Problem requirements: Every line in the listing is to be echoed verbatim.

Exercise materials:
_ _ _

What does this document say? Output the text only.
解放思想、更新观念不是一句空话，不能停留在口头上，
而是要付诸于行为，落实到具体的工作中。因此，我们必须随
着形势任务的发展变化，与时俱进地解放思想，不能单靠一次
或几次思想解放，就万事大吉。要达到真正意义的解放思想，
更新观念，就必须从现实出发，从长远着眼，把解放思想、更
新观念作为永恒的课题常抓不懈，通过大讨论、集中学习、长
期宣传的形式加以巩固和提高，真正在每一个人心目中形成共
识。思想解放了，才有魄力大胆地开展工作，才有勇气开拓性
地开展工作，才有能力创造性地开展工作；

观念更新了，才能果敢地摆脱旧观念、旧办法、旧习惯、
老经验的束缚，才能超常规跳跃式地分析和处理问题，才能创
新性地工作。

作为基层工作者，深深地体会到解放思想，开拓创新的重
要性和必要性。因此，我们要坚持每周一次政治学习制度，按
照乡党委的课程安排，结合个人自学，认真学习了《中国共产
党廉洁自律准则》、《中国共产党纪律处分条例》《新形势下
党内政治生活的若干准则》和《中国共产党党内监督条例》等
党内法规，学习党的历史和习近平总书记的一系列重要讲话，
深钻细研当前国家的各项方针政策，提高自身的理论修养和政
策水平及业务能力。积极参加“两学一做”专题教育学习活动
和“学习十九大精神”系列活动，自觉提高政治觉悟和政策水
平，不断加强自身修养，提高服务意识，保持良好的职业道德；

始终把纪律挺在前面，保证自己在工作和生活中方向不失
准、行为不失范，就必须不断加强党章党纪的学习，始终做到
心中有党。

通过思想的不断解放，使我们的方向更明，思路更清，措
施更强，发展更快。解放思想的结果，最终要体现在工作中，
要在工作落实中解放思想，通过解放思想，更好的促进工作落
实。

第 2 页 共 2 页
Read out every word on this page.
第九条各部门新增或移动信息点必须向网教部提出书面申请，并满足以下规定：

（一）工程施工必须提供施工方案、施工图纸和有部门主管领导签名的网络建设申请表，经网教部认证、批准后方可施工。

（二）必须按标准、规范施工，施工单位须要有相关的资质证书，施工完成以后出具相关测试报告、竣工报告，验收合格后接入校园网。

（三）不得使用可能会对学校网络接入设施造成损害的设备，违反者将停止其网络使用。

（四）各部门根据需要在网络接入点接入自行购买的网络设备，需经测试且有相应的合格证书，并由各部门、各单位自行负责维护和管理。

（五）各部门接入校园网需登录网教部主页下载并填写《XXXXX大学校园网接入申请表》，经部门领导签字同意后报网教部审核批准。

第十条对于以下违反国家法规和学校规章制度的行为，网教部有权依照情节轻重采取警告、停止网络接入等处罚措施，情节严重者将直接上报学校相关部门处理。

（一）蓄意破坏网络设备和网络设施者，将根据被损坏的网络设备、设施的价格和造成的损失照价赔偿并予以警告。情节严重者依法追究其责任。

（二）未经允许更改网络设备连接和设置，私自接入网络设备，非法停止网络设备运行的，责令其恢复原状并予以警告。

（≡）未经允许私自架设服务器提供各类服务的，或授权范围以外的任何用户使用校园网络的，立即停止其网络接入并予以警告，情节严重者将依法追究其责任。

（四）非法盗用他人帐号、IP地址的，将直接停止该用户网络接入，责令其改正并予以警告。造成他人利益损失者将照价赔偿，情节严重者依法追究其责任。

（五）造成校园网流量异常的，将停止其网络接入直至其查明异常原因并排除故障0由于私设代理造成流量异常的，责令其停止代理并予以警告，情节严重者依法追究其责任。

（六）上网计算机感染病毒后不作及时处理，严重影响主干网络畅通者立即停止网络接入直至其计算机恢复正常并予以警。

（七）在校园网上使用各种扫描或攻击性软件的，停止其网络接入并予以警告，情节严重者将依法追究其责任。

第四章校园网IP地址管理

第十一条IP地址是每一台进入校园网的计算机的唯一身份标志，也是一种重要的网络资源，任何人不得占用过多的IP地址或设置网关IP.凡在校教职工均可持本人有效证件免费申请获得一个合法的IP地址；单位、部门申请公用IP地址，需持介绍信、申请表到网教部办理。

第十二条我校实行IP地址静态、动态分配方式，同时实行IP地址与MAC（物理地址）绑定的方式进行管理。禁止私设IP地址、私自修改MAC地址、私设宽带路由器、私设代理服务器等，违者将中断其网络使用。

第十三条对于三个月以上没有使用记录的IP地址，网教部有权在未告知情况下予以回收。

_ _ _

Answer:
What does this document say? Output the text only.
解放思想、更新观念不是一句空话，不能停留在口头上，
而是要付诸于行为，落实到具体的工作中。因此，我们必须随
着形势任务的发展变化，与时俱进地解放思想，不能单靠一次
或几次思想解放，就万事大吉。要达到真正意义的解放思想，
更新观念，就必须从现实出发，从长远着眼，把解放思想、更
新观念作为永恒的课题常抓不懈，通过大讨论、集中学习、长
期宣传的形式加以巩固和提高，真正在每一个人心目中形成共
识。思想解放了，才有魄力大胆地开展工作，才有勇气开拓性
地开展工作，才有能力创造性地开展工作；

观念更新了，才能果敢地摆脱旧观念、旧办法、旧习惯、
老经验的束缚，才能超常规跳跃式地分析和处理问题，才能创
新性地工作。

作为基层工作者，深深地体会到解放思想，开拓创新的重
要性和必要性。因此，我们要坚持每周一次政治学习制度，按
照乡党委的课程安排，结合个人自学，认真学习了《中国共产
党廉洁自律准则》、《中国共产党纪律处分条例》《新形势下
党内政治生活的若干准则》和《中国共产党党内监督条例》等
党内法规，学习党的历史和习近平总书记的一系列重要讲话，
深钻细研当前国家的各项方针政策，提高自身的理论修养和政
策水平及业务能力。积极参加“两学一做”专题教育学习活动
和“学习十九大精神”系列活动，自觉提高政治觉悟和政策水
平，不断加强自身修养，提高服务意识，保持良好的职业道德；

始终把纪律挺在前面，保证自己在工作和生活中方向不失
准、行为不失范，就必须不断加强党章党纪的学习，始终做到
心中有党。

通过思想的不断解放，使我们的方向更明，思路更清，措
施更强，发展更快。解放思想的结果，最终要体现在工作中，
要在工作落实中解放思想，通过解放思想，更好的促进工作落
实。

第 2 页 共 2 页
Read out every word on this page.
第九条各部门新增或移动信息点必须向网教部提出书面申请，并满足以下规定：

（一）工程施工必须提供施工方案、施工图纸和有部门主管领导签名的网络建设申请表，经网教部认证、批准后方可施工。

（二）必须按标准、规范施工，施工单位须要有相关的资质证书，施工完成以后出具相关测试报告、竣工报告，验收合格后接入校园网。

（三）不得使用可能会对学校网络接入设施造成损害的设备，违反者将停止其网络使用。

（四）各部门根据需要在网络接入点接入自行购买的网络设备，需经测试且有相应的合格证书，并由各部门、各单位自行负责维护和管理。

（五）各部门接入校园网需登录网教部主页下载并填写《XXXXX大学校园网接入申请表》，经部门领导签字同意后报网教部审核批准。

第十条对于以下违反国家法规和学校规章制度的行为，网教部有权依照情节轻重采取警告、停止网络接入等处罚措施，情节严重者将直接上报学校相关部门处理。

（一）蓄意破坏网络设备和网络设施者，将根据被损坏的网络设备、设施的价格和造成的损失照价赔偿并予以警告。情节严重者依法追究其责任。

（二）未经允许更改网络设备连接和设置，私自接入网络设备，非法停止网络设备运行的，责令其恢复原状并予以警告。

（≡）未经允许私自架设服务器提供各类服务的，或授权范围以外的任何用户使用校园网络的，立即停止其网络接入并予以警告，情节严重者将依法追究其责任。

（四）非法盗用他人帐号、IP地址的，将直接停止该用户网络接入，责令其改正并予以警告。造成他人利益损失者将照价赔偿，情节严重者依法追究其责任。

（五）造成校园网流量异常的，将停止其网络接入直至其查明异常原因并排除故障0由于私设代理造成流量异常的，责令其停止代理并予以警告，情节严重者依法追究其责任。

（六）上网计算机感染病毒后不作及时处理，严重影响主干网络畅通者立即停止网络接入直至其计算机恢复正常并予以警。

（七）在校园网上使用各种扫描或攻击性软件的，停止其网络接入并予以警告，情节严重者将依法追究其责任。

第四章校园网IP地址管理

第十一条IP地址是每一台进入校园网的计算机的唯一身份标志，也是一种重要的网络资源，任何人不得占用过多的IP地址或设置网关IP.凡在校教职工均可持本人有效证件免费申请获得一个合法的IP地址；单位、部门申请公用IP地址，需持介绍信、申请表到网教部办理。

第十二条我校实行IP地址静态、动态分配方式，同时实行IP地址与MAC（物理地址）绑定的方式进行管理。禁止私设IP地址、私自修改MAC地址、私设宽带路由器、私设代理服务器等，违者将中断其网络使用。

第十三条对于三个月以上没有使用记录的IP地址，网教部有权在未告知情况下予以回收。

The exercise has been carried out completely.